How many lines in this data contain the string "document"? Reply with the number only.

----

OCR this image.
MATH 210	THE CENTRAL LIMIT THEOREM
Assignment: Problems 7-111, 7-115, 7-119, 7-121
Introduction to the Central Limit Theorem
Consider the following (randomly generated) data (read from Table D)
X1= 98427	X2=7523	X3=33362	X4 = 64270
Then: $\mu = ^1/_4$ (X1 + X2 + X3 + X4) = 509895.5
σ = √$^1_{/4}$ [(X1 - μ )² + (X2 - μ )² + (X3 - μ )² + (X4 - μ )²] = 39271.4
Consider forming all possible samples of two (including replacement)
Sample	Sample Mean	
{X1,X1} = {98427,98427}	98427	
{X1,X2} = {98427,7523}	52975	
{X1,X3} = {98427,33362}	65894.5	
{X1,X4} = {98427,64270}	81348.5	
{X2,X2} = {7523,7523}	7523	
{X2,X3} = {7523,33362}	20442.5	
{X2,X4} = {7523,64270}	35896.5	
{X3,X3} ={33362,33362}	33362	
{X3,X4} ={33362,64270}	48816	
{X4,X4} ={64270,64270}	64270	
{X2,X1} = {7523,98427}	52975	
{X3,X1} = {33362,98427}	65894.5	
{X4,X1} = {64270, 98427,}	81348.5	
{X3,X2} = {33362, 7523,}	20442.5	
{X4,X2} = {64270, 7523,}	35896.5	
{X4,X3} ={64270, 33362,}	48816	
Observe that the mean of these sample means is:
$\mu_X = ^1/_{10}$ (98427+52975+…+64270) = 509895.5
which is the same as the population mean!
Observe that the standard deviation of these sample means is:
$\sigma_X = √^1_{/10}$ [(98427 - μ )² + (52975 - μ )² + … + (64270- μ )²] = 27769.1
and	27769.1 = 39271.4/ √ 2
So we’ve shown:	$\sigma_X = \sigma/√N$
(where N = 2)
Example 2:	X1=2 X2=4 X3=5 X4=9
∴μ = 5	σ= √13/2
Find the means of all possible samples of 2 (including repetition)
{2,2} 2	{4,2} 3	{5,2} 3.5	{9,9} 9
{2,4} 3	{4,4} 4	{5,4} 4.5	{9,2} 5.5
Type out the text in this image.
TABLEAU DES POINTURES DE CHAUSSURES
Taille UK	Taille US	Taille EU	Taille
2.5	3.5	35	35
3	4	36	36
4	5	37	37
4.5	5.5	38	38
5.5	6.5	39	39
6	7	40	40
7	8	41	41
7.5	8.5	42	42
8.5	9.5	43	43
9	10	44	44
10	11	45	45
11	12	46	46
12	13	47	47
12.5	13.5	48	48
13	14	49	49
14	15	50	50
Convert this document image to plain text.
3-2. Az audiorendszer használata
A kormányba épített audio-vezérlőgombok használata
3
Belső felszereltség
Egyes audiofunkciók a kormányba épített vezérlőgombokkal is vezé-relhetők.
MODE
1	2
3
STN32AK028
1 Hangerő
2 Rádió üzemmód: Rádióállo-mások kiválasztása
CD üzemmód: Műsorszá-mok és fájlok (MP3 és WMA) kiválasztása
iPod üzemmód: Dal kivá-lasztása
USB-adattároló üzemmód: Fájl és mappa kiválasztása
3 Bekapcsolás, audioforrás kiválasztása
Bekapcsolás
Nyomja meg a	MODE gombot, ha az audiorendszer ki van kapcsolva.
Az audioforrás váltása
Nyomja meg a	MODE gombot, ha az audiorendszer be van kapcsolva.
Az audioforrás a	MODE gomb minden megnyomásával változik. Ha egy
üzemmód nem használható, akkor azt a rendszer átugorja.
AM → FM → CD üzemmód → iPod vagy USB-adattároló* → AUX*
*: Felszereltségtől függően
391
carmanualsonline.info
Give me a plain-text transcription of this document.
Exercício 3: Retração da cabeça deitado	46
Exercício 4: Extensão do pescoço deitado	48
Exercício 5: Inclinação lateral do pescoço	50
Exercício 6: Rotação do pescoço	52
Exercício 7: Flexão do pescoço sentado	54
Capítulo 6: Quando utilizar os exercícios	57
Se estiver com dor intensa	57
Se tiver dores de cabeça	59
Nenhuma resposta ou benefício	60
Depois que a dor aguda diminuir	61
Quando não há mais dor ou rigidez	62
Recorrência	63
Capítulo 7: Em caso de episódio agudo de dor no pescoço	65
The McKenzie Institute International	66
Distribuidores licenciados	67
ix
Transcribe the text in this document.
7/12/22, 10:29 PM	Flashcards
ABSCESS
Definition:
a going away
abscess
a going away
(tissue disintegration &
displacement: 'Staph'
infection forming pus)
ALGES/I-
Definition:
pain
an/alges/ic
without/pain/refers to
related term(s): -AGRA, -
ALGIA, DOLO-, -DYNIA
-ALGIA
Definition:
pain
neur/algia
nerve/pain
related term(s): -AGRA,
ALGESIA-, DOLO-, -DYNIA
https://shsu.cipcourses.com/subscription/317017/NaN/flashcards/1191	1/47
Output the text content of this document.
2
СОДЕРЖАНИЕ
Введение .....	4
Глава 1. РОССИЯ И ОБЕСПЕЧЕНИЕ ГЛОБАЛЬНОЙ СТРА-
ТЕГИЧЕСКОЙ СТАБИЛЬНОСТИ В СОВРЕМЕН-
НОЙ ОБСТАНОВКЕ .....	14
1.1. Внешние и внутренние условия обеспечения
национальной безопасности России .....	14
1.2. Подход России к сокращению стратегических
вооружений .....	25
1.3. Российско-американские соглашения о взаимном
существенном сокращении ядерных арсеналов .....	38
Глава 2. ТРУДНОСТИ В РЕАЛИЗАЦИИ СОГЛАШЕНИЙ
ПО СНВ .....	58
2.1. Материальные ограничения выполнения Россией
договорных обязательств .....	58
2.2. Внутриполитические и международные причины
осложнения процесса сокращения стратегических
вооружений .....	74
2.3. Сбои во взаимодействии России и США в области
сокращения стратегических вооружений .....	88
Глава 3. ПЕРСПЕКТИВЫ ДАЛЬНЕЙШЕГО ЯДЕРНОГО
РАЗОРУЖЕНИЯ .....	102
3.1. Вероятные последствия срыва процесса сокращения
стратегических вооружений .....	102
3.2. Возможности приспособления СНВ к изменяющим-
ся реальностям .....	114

----

RIGHT ANSWER
4